YOUR TASK: Do not include the pictures; repeat the rest of the data exactly.

DATA TO PROCESS:
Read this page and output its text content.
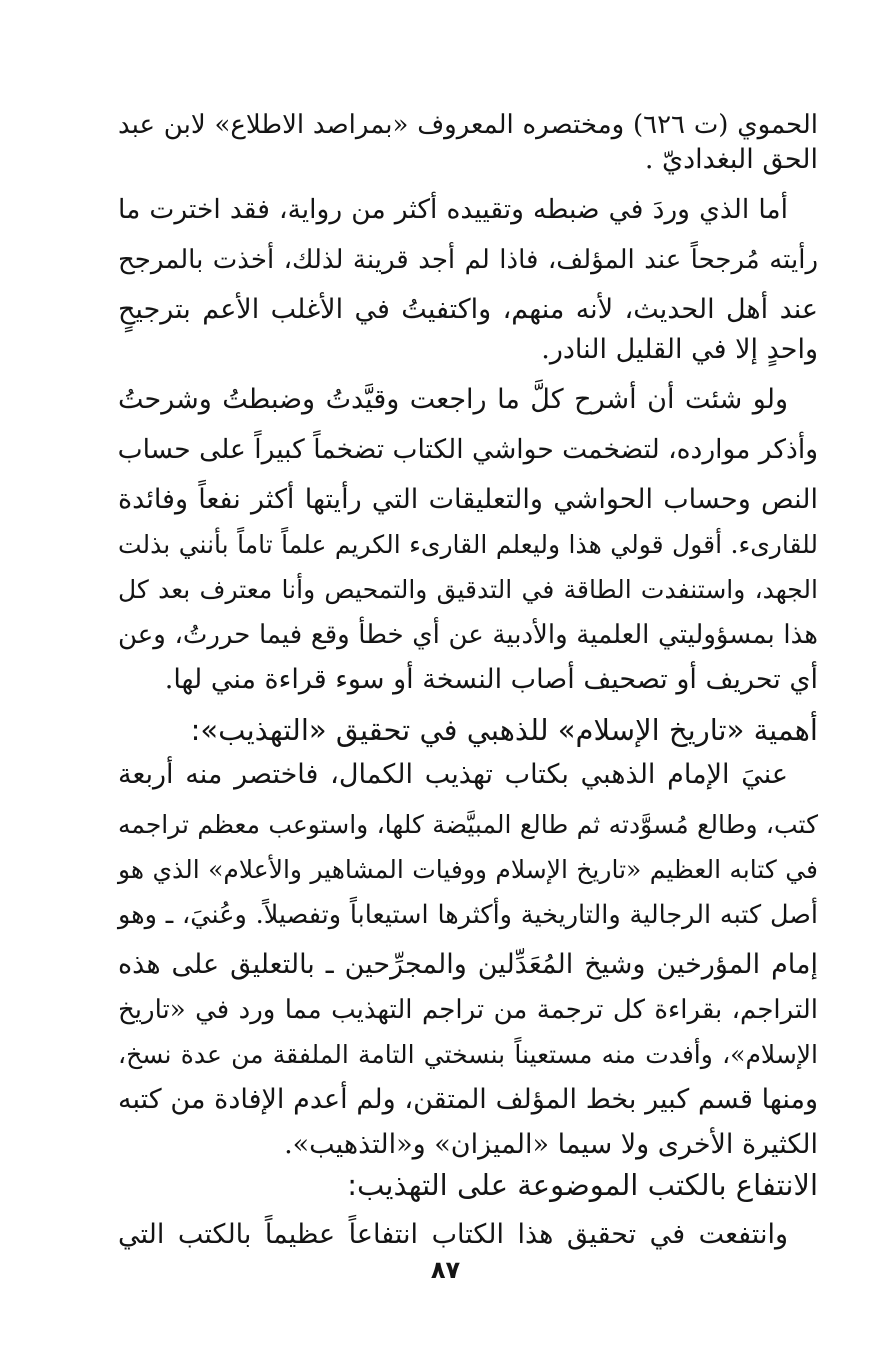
الحموي (ت ٦٢٦) ومختصره المعروف «بمراصد الاطلاع» لابن عبد
الحق البغداديّ .
أما الذي وردَ في ضبطه وتقييده أكثر من رواية، فقد اخترت ما
رأيته مُرجحاً عند المؤلف، فاذا لم أجد قرينة لذلك، أخذت بالمرجح
عند أهل الحديث، لأنه منهم، واكتفيتُ في الأغلب الأعم بترجيحٍ
واحدٍ إلا في القليل النادر.
ولو شئت أن أشرح كلَّ ما راجعت وقيَّدتُ وضبطتُ وشرحتُ
وأذكر موارده، لتضخمت حواشي الكتاب تضخماً كبيراً على حساب
النص وحساب الحواشي والتعليقات التي رأيتها أكثر نفعاً وفائدة
للقارىء. أقول قولي هذا وليعلم القارىء الكريم علماً تاماً بأنني بذلت
الجهد، واستنفدت الطاقة في التدقيق والتمحيص وأنا معترف بعد كل
هذا بمسؤوليتي العلمية والأدبية عن أي خطأ وقع فيما حررتُ، وعن
أي تحريف أو تصحيف أصاب النسخة أو سوء قراءة مني لها.
أهمية «تاريخ الإسلام» للذهبي في تحقيق «التهذيب»:
عنيَ الإمام الذهبي بكتاب تهذيب الكمال، فاختصر منه أربعة
كتب، وطالع مُسوَّدته ثم طالع المبيَّضة كلها، واستوعب معظم تراجمه
في كتابه العظيم «تاريخ الإسلام ووفيات المشاهير والأعلام» الذي هو
أصل كتبه الرجالية والتاريخية وأكثرها استيعاباً وتفصيلاً. وعُنيَ، ـ وهو
إمام المؤرخين وشيخ المُعَدِّلين والمجرِّحين ـ بالتعليق على هذه
التراجم، بقراءة كل ترجمة من تراجم التهذيب مما ورد في «تاريخ
الإسلام»، وأفدت منه مستعيناً بنسختي التامة الملفقة من عدة نسخ،
ومنها قسم كبير بخط المؤلف المتقن، ولم أعدم الإفادة من كتبه
الكثيرة الأخرى ولا سيما «الميزان» و«التذهيب».
الانتفاع بالكتب الموضوعة على التهذيب:
وانتفعت في تحقيق هذا الكتاب انتفاعاً عظيماً بالكتب التي
٨٧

FULL OUTPUT:
Read this page and output its text content.
الحموي (ت ٦٢٦) ومختصره المعروف «بمراصد الاطلاع» لابن عبد
الحق البغداديّ .
أما الذي وردَ في ضبطه وتقييده أكثر من رواية، فقد اخترت ما
رأيته مُرجحاً عند المؤلف، فاذا لم أجد قرينة لذلك، أخذت بالمرجح
عند أهل الحديث، لأنه منهم، واكتفيتُ في الأغلب الأعم بترجيحٍ
واحدٍ إلا في القليل النادر.
ولو شئت أن أشرح كلَّ ما راجعت وقيَّدتُ وضبطتُ وشرحتُ
وأذكر موارده، لتضخمت حواشي الكتاب تضخماً كبيراً على حساب
النص وحساب الحواشي والتعليقات التي رأيتها أكثر نفعاً وفائدة
للقارىء. أقول قولي هذا وليعلم القارىء الكريم علماً تاماً بأنني بذلت
الجهد، واستنفدت الطاقة في التدقيق والتمحيص وأنا معترف بعد كل
هذا بمسؤوليتي العلمية والأدبية عن أي خطأ وقع فيما حررتُ، وعن
أي تحريف أو تصحيف أصاب النسخة أو سوء قراءة مني لها.
أهمية «تاريخ الإسلام» للذهبي في تحقيق «التهذيب»:
عنيَ الإمام الذهبي بكتاب تهذيب الكمال، فاختصر منه أربعة
كتب، وطالع مُسوَّدته ثم طالع المبيَّضة كلها، واستوعب معظم تراجمه
في كتابه العظيم «تاريخ الإسلام ووفيات المشاهير والأعلام» الذي هو
أصل كتبه الرجالية والتاريخية وأكثرها استيعاباً وتفصيلاً. وعُنيَ، ـ وهو
إمام المؤرخين وشيخ المُعَدِّلين والمجرِّحين ـ بالتعليق على هذه
التراجم، بقراءة كل ترجمة من تراجم التهذيب مما ورد في «تاريخ
الإسلام»، وأفدت منه مستعيناً بنسختي التامة الملفقة من عدة نسخ،
ومنها قسم كبير بخط المؤلف المتقن، ولم أعدم الإفادة من كتبه
الكثيرة الأخرى ولا سيما «الميزان» و«التذهيب».
الانتفاع بالكتب الموضوعة على التهذيب:
وانتفعت في تحقيق هذا الكتاب انتفاعاً عظيماً بالكتب التي
٨٧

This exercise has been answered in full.